(begin)

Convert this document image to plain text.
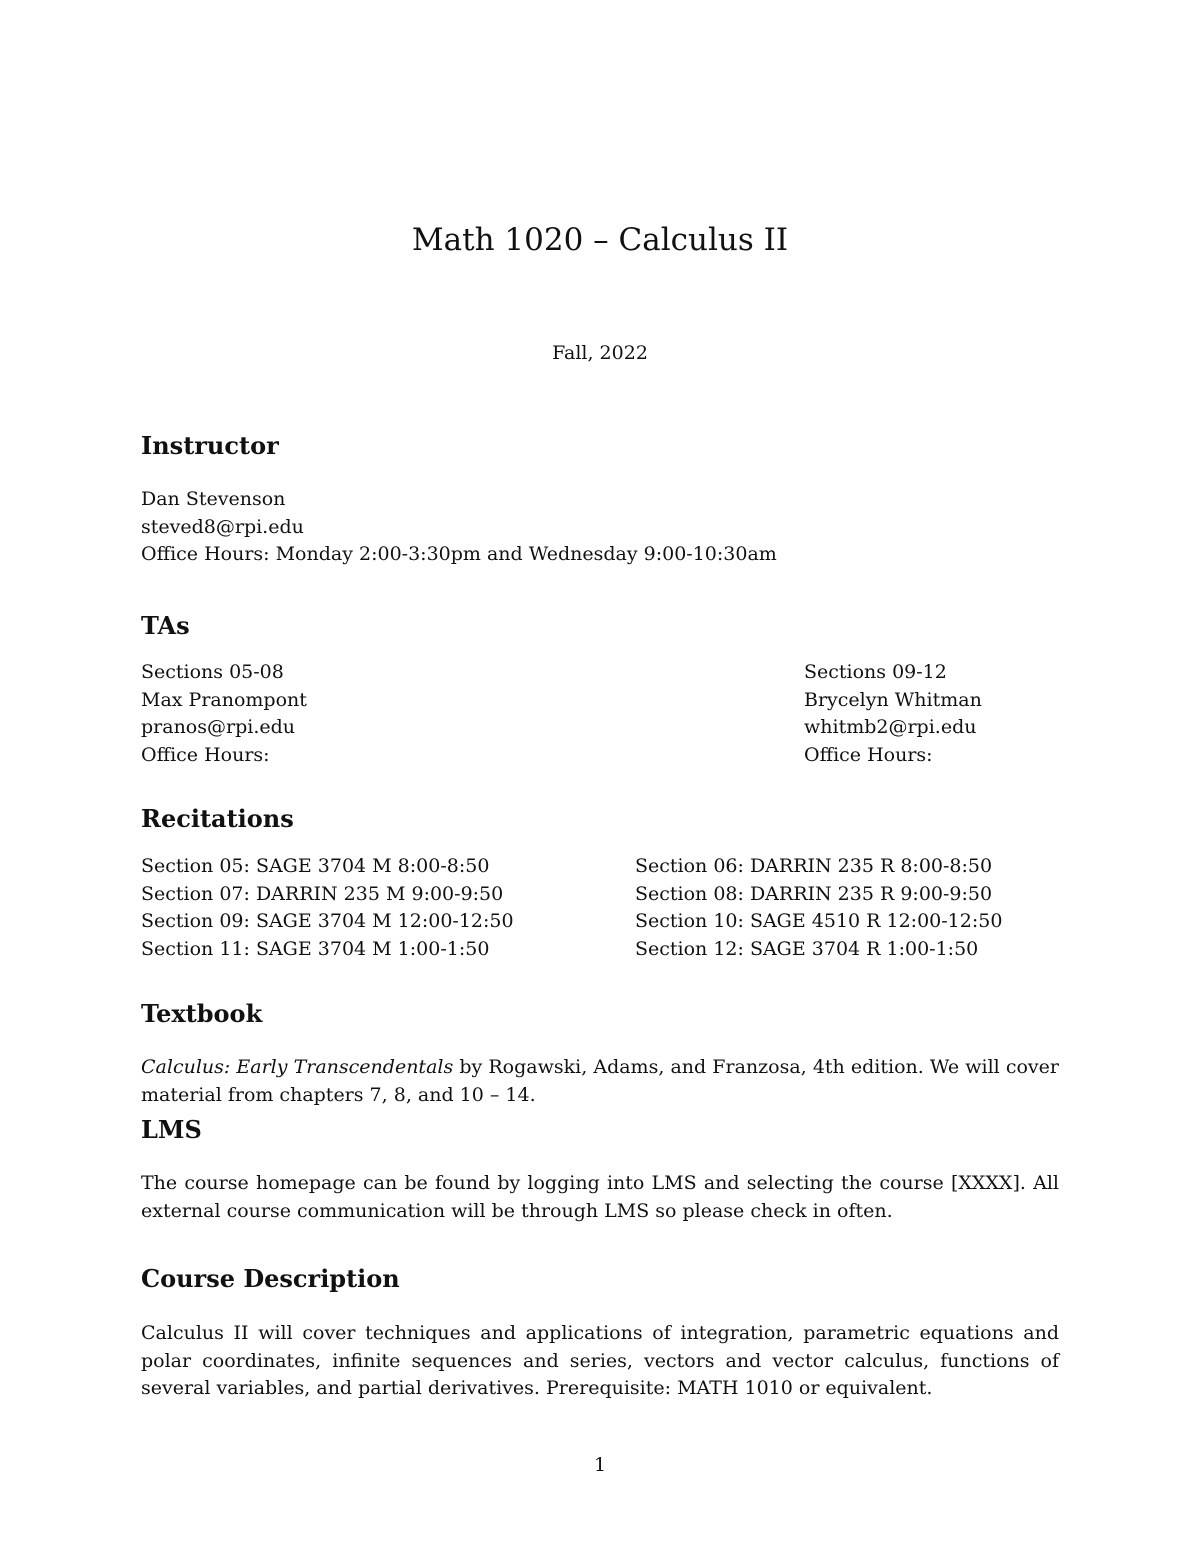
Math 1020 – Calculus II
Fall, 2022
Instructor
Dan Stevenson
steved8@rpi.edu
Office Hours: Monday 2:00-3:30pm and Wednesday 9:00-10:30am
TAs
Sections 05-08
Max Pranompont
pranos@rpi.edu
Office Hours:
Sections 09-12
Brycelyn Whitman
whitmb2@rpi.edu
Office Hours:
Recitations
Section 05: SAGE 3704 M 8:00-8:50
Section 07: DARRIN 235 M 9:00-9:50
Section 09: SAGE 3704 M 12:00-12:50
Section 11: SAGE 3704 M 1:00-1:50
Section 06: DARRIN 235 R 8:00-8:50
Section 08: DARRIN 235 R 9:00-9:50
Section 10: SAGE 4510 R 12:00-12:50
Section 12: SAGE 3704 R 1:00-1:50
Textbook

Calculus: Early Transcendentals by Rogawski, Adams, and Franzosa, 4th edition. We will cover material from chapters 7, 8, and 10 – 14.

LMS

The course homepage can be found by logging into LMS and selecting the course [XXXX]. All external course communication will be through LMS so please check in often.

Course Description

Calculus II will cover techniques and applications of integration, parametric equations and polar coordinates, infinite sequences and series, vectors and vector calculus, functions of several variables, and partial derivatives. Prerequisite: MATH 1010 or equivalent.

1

(end)

Search the entries for the word "SAGE" and pick out every line that holds it.

- TASK RESULT
Section 05: SAGE 3704 M 8:00-8:50
Section 09: SAGE 3704 M 12:00-12:50
Section 11: SAGE 3704 M 1:00-1:50
Section 10: SAGE 4510 R 12:00-12:50
Section 12: SAGE 3704 R 1:00-1:50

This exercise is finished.